▶ What you are asked to do
Copy out every line holding the string "that" from the records below.

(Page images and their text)

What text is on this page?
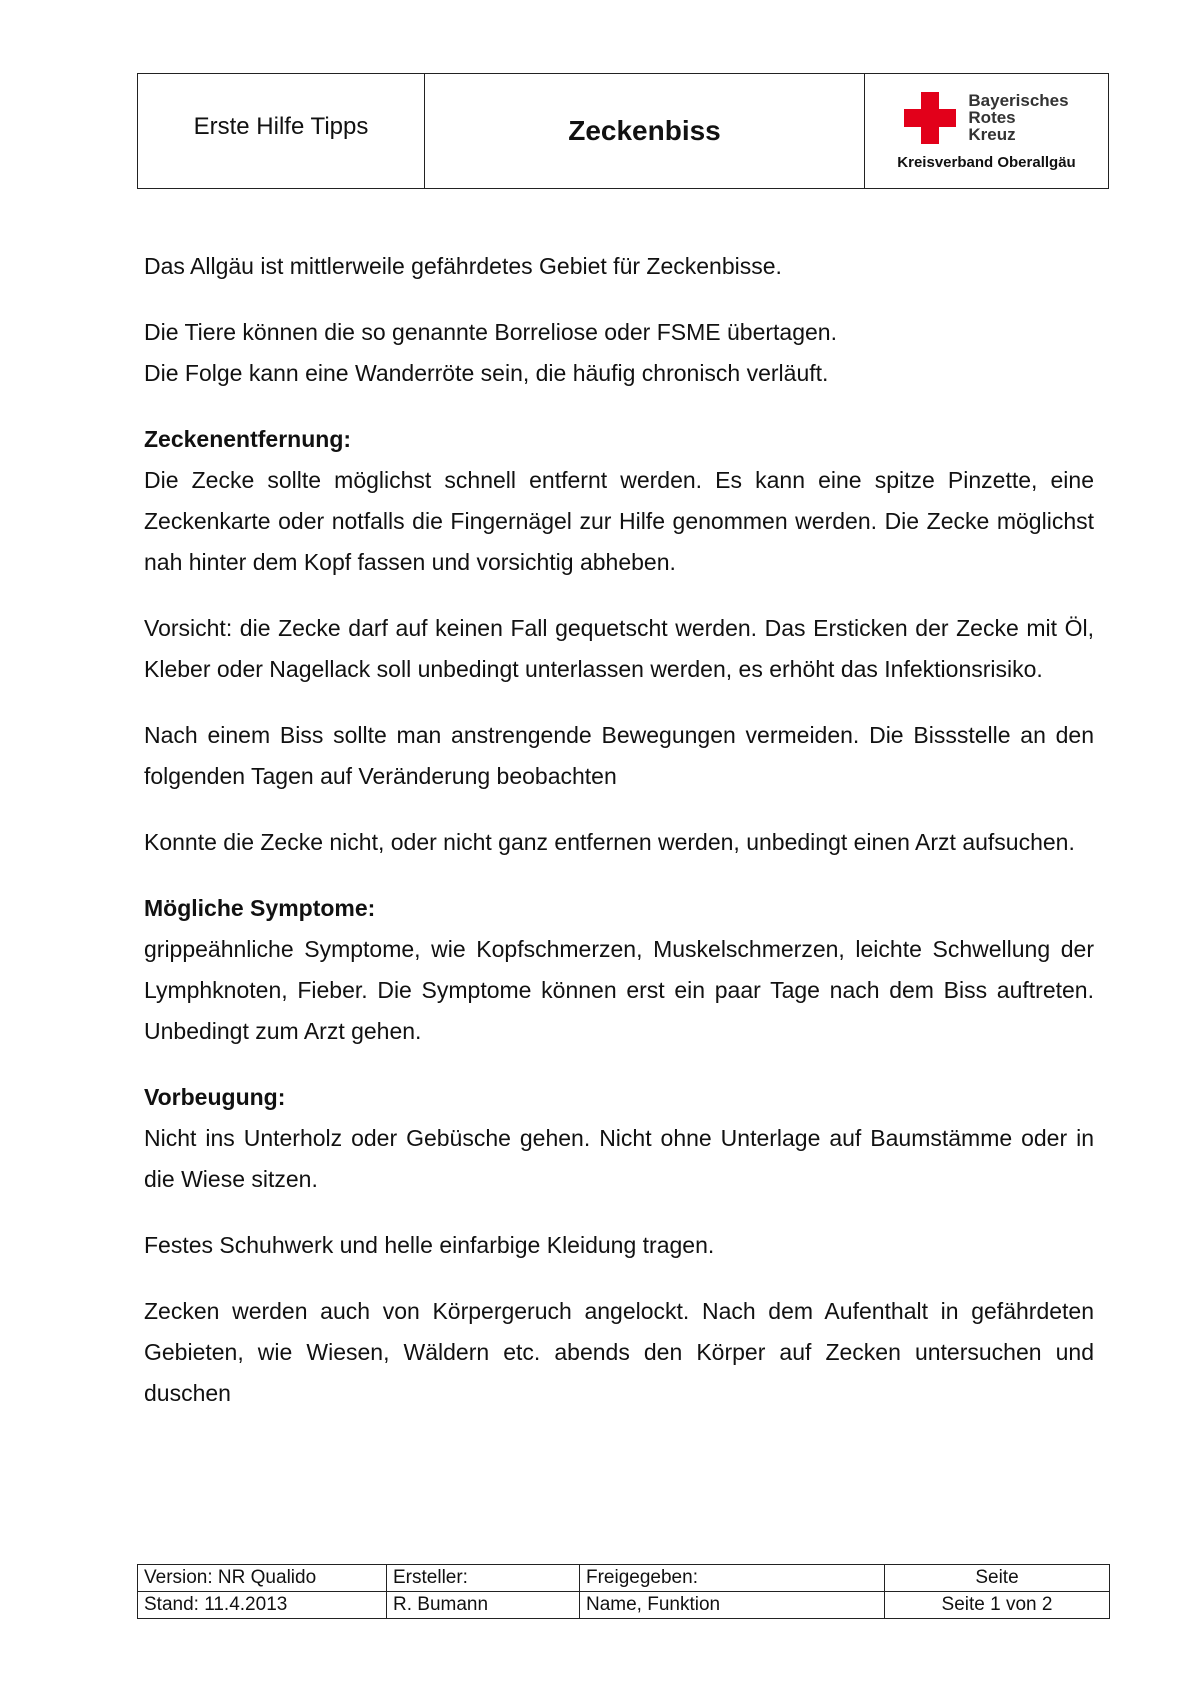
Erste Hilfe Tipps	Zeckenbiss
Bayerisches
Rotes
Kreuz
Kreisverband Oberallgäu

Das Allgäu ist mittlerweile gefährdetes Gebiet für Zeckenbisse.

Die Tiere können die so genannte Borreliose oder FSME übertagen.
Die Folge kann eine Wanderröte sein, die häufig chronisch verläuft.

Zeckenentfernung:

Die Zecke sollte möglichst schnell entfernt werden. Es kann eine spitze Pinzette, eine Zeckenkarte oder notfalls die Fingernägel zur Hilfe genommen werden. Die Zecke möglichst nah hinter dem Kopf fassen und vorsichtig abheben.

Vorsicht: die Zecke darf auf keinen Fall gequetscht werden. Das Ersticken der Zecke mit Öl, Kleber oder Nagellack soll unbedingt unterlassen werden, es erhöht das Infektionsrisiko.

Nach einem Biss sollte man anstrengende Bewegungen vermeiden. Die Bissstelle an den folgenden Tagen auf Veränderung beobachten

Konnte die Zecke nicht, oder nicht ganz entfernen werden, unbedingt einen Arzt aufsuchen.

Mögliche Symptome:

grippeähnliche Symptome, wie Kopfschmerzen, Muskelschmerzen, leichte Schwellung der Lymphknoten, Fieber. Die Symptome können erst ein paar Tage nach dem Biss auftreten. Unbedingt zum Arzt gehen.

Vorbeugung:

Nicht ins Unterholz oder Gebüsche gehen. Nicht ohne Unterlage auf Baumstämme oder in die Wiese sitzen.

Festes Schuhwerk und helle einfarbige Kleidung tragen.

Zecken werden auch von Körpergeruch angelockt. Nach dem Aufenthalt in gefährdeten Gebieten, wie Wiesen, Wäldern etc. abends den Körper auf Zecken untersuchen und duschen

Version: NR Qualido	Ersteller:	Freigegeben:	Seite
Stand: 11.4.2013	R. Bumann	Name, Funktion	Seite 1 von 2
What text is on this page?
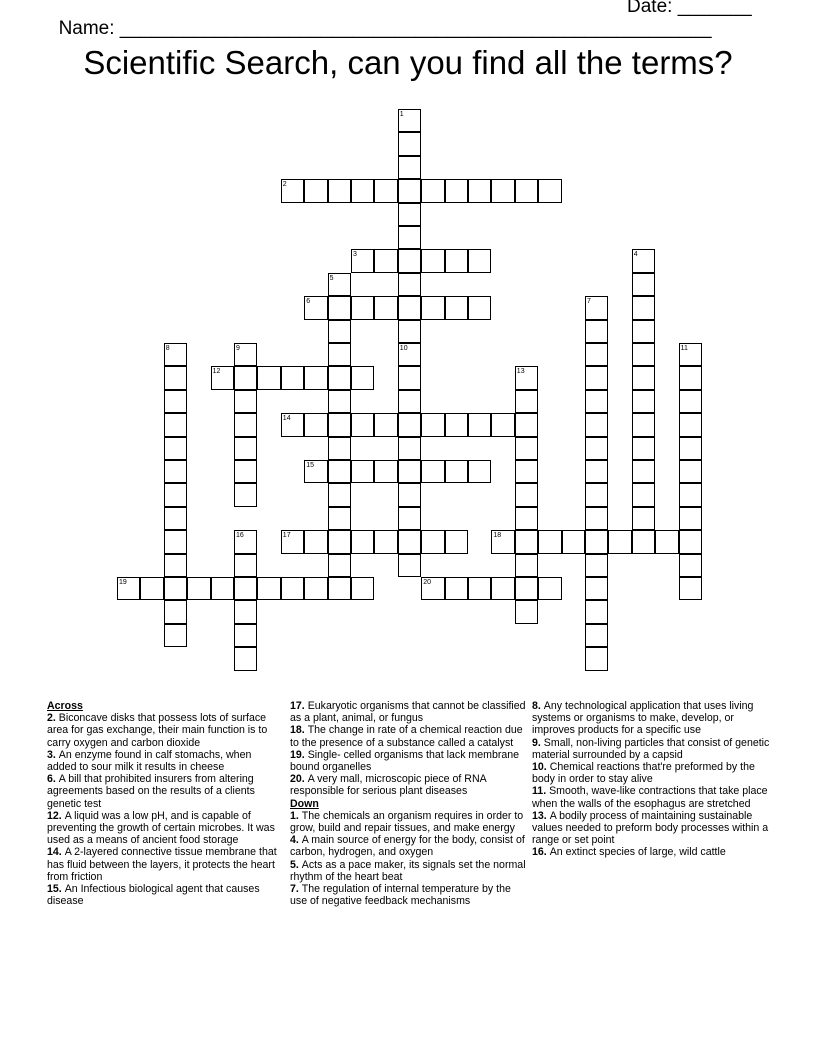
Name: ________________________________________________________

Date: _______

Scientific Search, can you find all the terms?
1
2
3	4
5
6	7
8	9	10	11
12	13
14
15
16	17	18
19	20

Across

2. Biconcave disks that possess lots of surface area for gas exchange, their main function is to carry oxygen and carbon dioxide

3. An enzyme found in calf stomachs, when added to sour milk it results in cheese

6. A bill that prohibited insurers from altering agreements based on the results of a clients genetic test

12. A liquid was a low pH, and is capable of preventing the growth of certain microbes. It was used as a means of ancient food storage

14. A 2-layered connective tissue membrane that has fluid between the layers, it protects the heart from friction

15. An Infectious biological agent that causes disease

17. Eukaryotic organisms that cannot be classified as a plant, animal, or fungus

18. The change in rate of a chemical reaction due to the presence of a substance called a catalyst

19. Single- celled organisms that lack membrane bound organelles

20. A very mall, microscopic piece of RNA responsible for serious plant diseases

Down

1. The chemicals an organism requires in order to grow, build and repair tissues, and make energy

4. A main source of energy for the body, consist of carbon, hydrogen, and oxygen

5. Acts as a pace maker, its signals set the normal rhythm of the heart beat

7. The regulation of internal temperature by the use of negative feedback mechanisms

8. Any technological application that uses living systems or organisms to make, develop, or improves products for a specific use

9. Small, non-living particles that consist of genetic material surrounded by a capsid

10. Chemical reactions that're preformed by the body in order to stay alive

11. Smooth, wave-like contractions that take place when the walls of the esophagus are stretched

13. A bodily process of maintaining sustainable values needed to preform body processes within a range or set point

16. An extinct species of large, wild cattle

▶ Reply
2. Biconcave disks that possess lots of surface area for gas exchange, their main function is to carry oxygen and carbon dioxide
6. A bill that prohibited insurers from altering agreements based on the results of a clients genetic test
14. A 2-layered connective tissue membrane that has fluid between the layers, it protects the heart from friction
15. An Infectious biological agent that causes disease
17. Eukaryotic organisms that cannot be classified as a plant, animal, or fungus
19. Single- celled organisms that lack membrane bound organelles
8. Any technological application that uses living systems or organisms to make, develop, or improves products for a specific use
9. Small, non-living particles that consist of genetic material surrounded by a capsid
10. Chemical reactions that're preformed by the body in order to stay alive
11. Smooth, wave-like contractions that take place when the walls of the esophagus are stretched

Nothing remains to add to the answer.